Quant à la répartition géographique des terrains d’étude, plusieurs tendances se dessinent :

– Le monde méditerranéen se taille la part du lion : il est concerné par 46 % des projets.

– L’Europe occidentale est également l’objet d’un grand nombre de projets (40 %). Les projets limités à la France sont peu nombreux (11 %), tandis que les régions du nord et de l’est de l’Europe ont une place très marginale.

– Le Proche et le Moyen Orient (17 %), ainsi que l’Asie Centrale (4 %), ont obtenu des financements qui restent importants quand on les rapporte à la taille des communautés scientifiques concernées. L’Afrique (hors Maghreb et Égypte) et l’Extrême Orient sont en revanche presque complètement à l’écart.

La carte des unités qui ont bénéficié des financements de l’ANR reflète, à quelques exceptions près, la répartition des centres de recherche sur le territoire français. Les UMR sont les principaux bénéficiaires de ces financements. La part des équipes d’accueil universitaires est beaucoup plus faible (13,5 % des projets financés). La proportion des projets hébergés par des unités parisiennes est élevée (39 %), comme on pouvait s’y attendre(3), mais pas écrasante, et plusieurs équipes implantées en province sur des sites de taille intermédiaire ont su tirer leur épingle du jeu.

Le financement varie de 37 k€ à 577 k€ par projet, avec une moyenne à 234 k€. On peut évaluer à plus de 29 M€ les sommes qui ont été distribuées sur une dizaine d’années dans nos domaines de recherche.

Nos estimations permettent d’avancer que les subventions versées aux unités de la section 32 pour le financement de projets ANR atteignent, en moyenne, 1,7 M€ par an. Cette somme est identique à la dotation CNRS annuelle de ces mêmes laboratoires(4). Le rapprochement de ces deux sommes, l’une destinée au financement d’une poignée de programmes, l’autre censée servir à la fois aux dépenses courantes, à l’équipement et aux programmes de recherches de plusieurs centaines de chercheurs et ingénieurs, parle de lui-même. Le paradoxe est qu’aujourd’hui la capacité à obtenir des financements ANR est devenue un des principaux critères d’évaluation des unités de recherche, alors que les projets ANR eux-mêmes, une fois terminés, ne sont pas évalués.

= = = = = = =

§ Consigne 1
D'après l'extrait sur les financements de l'ANR, pourquoi la comparaison entre les subventions ANR de la section 32 et la dotation annuelle du CNRS « parle d'elle-même » ? Répondez en une à trois phrases.
§ Consigne 2
Selon l'extrait sur les financements de l'ANR, quel est le montant moyen accordé par projet ?
§ Consigne 3
Prolongez l'extrait sur les financements de l'ANR en reprenant juste après sa dernière phrase.

§ Données relevées

= = = = = = =

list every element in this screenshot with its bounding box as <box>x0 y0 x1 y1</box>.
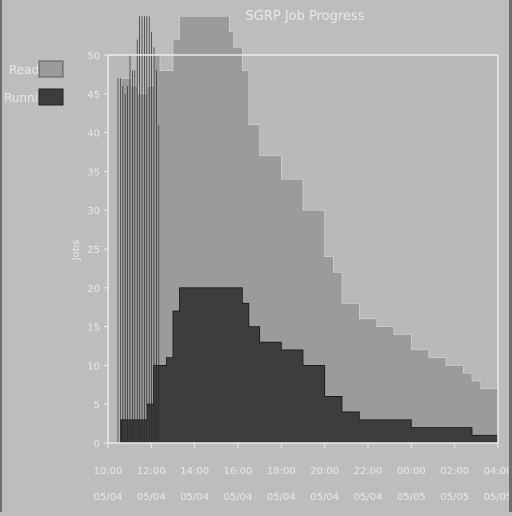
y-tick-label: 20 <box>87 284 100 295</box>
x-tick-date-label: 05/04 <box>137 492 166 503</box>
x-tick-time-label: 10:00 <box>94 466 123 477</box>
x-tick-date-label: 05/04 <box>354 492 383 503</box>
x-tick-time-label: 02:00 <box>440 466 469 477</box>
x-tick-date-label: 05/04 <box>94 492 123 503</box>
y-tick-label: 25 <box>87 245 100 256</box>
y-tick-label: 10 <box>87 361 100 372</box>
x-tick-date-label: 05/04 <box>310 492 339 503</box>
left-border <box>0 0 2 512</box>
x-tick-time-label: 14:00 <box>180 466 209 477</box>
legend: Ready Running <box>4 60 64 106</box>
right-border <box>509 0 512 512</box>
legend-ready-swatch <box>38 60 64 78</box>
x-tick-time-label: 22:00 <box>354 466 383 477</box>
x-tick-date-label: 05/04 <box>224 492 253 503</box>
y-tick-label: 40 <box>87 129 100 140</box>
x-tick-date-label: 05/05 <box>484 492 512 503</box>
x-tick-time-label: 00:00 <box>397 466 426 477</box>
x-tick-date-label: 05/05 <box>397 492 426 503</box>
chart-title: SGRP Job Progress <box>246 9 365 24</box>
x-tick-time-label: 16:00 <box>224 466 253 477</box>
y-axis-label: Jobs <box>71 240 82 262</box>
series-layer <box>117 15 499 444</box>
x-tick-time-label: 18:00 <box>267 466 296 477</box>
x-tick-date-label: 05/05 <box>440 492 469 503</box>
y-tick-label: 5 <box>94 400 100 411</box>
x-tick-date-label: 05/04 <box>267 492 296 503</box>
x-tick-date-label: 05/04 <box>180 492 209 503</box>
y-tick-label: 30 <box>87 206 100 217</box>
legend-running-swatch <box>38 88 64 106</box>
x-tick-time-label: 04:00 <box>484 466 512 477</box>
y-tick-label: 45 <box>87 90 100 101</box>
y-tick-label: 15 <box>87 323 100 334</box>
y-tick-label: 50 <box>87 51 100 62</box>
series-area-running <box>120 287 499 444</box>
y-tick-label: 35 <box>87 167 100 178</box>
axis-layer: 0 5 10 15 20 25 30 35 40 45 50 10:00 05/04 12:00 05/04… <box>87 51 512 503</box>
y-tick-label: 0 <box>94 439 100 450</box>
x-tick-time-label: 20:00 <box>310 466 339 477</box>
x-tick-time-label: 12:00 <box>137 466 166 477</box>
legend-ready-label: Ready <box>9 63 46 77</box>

= = = = = = =

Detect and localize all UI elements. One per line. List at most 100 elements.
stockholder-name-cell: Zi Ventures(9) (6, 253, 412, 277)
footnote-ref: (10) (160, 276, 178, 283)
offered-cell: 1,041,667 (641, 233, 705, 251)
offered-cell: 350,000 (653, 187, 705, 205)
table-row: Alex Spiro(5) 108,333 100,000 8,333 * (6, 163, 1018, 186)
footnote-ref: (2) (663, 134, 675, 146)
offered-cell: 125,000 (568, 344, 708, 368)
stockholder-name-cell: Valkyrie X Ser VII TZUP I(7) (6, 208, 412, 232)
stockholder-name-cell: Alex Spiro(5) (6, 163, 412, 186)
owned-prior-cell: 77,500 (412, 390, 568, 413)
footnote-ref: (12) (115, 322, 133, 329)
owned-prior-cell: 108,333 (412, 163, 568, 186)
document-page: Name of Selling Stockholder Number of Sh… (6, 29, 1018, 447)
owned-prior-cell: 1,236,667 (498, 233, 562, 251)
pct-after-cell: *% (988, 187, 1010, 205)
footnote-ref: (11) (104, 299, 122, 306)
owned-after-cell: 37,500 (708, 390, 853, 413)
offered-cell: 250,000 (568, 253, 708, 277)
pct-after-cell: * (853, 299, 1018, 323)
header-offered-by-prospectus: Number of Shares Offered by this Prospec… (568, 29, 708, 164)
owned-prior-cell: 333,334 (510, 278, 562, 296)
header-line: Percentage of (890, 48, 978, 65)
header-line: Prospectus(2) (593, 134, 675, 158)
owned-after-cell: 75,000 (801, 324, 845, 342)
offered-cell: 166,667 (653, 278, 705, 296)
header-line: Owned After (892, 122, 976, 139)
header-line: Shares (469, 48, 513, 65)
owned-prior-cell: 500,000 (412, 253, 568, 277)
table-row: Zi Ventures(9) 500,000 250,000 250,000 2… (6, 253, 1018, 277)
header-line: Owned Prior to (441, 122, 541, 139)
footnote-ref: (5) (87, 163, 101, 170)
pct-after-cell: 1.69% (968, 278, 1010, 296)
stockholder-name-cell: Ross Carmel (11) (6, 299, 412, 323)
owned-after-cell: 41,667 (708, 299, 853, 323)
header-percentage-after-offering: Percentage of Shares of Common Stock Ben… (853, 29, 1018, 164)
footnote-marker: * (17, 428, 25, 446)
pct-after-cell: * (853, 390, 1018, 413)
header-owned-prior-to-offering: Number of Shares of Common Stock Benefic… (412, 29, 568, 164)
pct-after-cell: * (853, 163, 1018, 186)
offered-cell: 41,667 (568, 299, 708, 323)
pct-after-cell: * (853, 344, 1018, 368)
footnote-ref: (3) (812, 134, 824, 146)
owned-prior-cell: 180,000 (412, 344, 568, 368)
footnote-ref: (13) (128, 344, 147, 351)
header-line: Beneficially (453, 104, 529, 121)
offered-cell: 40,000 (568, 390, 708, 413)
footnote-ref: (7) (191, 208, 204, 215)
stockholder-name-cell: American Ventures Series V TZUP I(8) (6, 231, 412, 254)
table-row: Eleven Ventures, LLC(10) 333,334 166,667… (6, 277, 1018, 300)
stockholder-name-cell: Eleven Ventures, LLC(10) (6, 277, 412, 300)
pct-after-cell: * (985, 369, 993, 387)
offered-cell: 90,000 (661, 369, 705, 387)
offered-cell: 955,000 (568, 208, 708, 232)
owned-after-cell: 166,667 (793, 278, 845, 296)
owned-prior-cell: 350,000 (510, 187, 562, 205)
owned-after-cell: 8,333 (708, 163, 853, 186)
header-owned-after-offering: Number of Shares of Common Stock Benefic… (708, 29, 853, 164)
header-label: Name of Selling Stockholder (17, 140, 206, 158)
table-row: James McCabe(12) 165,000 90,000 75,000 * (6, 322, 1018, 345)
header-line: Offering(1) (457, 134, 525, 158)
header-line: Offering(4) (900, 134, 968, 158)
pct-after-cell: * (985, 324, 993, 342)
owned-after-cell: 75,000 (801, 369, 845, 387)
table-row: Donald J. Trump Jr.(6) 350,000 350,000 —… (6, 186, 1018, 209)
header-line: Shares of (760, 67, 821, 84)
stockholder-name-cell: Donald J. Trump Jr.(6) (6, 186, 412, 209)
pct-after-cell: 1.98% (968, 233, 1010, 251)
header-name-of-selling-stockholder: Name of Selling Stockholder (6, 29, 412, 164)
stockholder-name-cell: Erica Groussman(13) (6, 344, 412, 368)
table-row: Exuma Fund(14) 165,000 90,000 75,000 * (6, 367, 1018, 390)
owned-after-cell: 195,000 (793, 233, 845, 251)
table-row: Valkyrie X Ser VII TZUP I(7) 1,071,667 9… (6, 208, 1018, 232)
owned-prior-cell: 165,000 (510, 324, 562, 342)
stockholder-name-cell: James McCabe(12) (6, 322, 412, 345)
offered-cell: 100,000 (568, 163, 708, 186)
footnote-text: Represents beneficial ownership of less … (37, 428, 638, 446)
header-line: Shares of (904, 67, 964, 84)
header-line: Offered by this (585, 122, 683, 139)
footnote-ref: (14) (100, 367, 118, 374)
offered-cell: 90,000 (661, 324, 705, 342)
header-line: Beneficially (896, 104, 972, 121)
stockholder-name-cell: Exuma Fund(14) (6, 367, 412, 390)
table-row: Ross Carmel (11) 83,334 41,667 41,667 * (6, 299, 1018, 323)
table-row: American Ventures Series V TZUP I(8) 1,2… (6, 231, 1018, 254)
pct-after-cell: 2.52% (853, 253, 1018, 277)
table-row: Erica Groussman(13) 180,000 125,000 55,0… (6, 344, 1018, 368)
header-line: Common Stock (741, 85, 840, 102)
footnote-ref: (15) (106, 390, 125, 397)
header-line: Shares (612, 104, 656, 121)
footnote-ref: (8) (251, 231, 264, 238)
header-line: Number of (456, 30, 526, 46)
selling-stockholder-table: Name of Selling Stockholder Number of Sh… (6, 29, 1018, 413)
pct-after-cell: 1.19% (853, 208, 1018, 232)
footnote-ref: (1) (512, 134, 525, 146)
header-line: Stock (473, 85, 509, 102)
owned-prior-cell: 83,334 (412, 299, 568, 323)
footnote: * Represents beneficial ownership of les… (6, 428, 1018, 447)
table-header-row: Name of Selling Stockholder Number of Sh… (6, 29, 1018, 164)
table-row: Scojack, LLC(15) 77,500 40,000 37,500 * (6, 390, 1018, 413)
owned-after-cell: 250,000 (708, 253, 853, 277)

= = = = = = =

§ Réponse 1
Les deux sommes sont identiques, soit 1,7 M€ par an en moyenne. Pourtant, la première ne finance qu'une poignée de programmes. La seconde doit couvrir à la fois les dépenses courantes, l'équipement et les programmes de recherche de plusieurs centaines de chercheurs et ingénieurs.

§ Réponse 2
234 k€.

§ Réponse 3
Dernier point, sur lequel il ne nous a pas été possible de réunir des données exploitables : l’impact des programmes ANR sur l’emploi précaire (CDD et vacations) des doctorants et des postdoctorants.

2. Les financements par l’ERC (European Research Council Grants)

Sur 84 projets en SHS financés en France depuis 2007 – dont 17 classés SH6 (« L’étude du passé humain ») –, 11 relèvent de la section 32, pour un montant total de plus de 15 M €. Tous ces programmes sauf deux ont leur base à Paris(5).

Ces résultats présentent à la communauté de la section 32 un miroir quelque peu déformé : sur 11 projets, 4 portent sur le Moyen Âge occidental, 2 sur l’Islam, 2 sur les contacts entre religions, 2 sur l’Orient ancien et 1 sur l’archéologie romaine. Il faudrait connaître la liste complète des projets soumis pour savoir si ces résultats sont dus à des préférences thématiques propres au système d’évaluation européen, ou si l’absence d’autres domaines de recherche ne s’explique pas tout simplement par une absence de candidatures.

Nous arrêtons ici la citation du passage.